--- Problem to solve ---
Set out every line bearing the string "Province".

--- Supplied records ---
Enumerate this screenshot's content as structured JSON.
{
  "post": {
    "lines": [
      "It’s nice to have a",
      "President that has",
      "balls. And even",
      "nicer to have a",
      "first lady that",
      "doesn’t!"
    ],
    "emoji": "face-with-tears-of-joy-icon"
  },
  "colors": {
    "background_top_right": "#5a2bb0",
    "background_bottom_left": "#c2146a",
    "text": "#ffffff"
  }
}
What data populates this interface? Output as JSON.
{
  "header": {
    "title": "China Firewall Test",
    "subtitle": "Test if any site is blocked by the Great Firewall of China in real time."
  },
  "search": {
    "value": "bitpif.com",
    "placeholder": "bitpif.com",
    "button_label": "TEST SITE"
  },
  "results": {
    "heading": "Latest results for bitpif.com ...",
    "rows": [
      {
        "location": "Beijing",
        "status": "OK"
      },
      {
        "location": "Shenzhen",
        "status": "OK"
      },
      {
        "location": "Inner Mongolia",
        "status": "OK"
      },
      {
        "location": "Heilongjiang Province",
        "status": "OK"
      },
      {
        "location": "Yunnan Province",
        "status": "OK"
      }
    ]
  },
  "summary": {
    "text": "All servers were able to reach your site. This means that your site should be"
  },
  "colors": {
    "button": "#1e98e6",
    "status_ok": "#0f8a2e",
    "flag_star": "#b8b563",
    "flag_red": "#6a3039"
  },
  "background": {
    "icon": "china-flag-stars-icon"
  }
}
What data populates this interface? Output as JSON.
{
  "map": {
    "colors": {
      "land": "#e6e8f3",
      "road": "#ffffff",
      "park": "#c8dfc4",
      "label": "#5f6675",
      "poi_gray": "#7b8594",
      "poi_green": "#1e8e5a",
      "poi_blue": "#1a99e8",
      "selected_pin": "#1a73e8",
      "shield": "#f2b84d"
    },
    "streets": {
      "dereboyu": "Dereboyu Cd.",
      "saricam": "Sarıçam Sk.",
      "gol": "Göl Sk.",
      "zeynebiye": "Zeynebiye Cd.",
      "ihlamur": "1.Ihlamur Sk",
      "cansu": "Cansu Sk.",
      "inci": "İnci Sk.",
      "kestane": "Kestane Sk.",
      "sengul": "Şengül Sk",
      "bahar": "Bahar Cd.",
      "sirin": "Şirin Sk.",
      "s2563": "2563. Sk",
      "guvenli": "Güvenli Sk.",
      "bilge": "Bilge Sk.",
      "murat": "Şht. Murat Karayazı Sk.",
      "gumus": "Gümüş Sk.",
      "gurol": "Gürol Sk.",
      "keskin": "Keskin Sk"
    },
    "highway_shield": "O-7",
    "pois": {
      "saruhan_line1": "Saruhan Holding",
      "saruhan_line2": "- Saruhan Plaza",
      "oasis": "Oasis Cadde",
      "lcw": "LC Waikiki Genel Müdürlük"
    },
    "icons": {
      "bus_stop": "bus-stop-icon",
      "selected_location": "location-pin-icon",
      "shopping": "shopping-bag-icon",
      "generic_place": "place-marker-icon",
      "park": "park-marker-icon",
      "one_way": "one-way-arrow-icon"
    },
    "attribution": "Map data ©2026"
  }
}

--- Output for this task ---
        "location": "Heilongjiang Province",
        "location": "Yunnan Province",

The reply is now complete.